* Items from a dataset
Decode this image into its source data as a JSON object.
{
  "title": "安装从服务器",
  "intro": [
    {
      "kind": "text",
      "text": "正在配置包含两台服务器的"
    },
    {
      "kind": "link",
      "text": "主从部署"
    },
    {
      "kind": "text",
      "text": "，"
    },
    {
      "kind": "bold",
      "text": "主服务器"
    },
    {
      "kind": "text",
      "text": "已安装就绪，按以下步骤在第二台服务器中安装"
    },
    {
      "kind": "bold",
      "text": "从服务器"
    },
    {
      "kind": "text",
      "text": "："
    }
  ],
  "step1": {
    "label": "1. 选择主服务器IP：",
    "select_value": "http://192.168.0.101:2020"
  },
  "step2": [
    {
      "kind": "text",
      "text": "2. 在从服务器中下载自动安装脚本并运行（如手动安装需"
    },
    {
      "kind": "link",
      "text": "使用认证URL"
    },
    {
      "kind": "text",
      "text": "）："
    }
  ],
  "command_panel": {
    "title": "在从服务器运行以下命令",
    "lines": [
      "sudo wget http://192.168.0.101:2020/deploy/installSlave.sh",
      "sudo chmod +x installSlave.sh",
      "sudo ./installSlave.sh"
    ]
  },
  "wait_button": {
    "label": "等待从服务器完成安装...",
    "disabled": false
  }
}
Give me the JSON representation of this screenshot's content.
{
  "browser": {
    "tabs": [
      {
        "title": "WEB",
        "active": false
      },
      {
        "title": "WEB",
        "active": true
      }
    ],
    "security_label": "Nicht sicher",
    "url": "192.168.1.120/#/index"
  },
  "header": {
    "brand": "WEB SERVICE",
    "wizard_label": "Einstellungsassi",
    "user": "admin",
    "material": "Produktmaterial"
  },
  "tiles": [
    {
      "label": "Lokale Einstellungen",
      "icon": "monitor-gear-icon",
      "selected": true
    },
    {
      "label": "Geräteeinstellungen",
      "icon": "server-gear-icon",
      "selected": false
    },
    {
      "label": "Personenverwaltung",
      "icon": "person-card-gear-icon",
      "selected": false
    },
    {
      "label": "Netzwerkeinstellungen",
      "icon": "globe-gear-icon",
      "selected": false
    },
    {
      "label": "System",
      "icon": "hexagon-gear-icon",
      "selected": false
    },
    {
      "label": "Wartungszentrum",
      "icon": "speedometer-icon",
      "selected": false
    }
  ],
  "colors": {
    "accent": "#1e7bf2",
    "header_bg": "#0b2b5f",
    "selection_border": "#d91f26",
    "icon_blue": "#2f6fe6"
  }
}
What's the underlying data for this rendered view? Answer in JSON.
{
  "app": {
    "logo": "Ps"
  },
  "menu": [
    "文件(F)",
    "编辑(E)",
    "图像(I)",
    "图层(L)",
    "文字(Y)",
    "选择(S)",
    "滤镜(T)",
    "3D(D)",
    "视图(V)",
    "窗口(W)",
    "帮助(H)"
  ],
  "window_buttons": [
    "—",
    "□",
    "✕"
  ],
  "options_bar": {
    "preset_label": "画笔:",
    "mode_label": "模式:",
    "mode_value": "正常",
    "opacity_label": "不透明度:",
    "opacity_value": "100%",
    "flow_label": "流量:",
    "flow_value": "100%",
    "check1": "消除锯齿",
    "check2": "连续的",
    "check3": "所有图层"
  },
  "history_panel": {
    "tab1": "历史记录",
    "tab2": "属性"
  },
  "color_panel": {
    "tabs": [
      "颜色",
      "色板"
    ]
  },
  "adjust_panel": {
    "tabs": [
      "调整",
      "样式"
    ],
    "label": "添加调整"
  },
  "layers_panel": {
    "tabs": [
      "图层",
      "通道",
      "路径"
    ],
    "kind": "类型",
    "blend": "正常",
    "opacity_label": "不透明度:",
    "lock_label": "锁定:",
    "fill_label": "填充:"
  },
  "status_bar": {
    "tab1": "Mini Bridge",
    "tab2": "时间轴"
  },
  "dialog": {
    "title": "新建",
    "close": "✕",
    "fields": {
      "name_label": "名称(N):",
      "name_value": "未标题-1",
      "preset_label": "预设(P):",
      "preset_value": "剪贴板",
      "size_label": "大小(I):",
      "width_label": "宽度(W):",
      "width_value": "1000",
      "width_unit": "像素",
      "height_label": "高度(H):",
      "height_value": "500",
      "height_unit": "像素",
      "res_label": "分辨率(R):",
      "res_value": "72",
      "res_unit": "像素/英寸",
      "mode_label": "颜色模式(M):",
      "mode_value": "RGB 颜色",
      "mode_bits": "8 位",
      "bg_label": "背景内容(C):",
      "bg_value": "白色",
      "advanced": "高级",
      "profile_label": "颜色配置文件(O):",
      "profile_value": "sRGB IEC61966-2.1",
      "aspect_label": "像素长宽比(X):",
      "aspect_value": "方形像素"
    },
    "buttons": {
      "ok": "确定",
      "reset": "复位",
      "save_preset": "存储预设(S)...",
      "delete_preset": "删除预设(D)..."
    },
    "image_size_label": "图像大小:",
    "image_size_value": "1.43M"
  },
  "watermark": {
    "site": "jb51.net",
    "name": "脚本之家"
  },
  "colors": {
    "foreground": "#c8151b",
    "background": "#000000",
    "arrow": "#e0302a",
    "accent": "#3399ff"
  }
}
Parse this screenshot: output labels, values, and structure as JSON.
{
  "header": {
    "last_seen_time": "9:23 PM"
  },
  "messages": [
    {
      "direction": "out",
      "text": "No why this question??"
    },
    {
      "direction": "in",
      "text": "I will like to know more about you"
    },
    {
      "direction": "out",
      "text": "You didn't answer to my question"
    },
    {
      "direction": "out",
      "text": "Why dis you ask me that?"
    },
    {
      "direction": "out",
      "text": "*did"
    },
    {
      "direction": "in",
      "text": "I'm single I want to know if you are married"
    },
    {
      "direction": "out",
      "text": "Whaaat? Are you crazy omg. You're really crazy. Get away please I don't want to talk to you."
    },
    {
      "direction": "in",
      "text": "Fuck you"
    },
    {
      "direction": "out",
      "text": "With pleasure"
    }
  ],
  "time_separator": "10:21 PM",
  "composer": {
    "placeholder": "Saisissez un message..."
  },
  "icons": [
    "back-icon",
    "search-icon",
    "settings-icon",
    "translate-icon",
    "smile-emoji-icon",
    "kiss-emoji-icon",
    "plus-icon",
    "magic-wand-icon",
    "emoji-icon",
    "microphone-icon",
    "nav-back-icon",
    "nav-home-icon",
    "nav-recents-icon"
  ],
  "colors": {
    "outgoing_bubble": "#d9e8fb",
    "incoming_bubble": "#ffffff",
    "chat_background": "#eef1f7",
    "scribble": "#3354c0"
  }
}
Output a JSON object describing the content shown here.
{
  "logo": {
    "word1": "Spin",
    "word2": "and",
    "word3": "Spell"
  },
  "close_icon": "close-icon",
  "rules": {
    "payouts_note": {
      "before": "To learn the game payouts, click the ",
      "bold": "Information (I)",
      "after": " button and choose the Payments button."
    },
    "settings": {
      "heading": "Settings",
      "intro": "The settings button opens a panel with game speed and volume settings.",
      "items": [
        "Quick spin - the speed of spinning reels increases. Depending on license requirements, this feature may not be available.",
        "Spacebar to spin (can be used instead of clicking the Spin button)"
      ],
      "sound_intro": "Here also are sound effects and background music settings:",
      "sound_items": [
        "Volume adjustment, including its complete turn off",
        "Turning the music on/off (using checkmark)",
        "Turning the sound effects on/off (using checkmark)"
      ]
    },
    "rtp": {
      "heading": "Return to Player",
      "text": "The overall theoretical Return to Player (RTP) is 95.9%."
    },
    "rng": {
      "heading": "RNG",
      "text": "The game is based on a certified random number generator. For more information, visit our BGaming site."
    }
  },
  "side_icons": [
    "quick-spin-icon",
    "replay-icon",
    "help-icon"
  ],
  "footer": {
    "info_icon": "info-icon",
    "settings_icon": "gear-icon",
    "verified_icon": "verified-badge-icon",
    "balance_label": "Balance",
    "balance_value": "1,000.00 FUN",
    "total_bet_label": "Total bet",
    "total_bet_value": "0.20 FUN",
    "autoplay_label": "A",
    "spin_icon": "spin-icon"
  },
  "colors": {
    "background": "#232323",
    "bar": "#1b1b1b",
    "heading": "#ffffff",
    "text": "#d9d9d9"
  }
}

* Your goal
Search the records above for the string "content". Copy every line that contains it.

* Finished exercise
Give me the JSON representation of this screenshot's content.
Output a JSON object describing the content shown here.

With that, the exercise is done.